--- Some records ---
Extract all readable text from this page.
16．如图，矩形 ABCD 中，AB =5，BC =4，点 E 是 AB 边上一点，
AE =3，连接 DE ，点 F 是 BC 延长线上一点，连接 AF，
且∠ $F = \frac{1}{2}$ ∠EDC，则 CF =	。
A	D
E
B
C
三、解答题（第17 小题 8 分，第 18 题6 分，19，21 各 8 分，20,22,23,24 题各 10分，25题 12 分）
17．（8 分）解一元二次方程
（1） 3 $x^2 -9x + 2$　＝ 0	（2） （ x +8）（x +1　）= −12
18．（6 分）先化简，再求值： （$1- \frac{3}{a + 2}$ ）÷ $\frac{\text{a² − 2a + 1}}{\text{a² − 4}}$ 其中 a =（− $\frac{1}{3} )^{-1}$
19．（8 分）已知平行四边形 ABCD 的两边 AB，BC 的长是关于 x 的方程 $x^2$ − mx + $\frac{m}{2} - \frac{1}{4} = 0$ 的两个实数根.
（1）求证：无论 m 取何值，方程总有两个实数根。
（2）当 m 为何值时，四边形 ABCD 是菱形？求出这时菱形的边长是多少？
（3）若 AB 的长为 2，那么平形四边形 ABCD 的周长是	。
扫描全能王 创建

--- WHAT YOU HAVE TO DO ---
Find every line in the entries that includes the word "ABCD", then state how many there are and nothing else.

--- RESULT OF THIS EXERCISE ---
4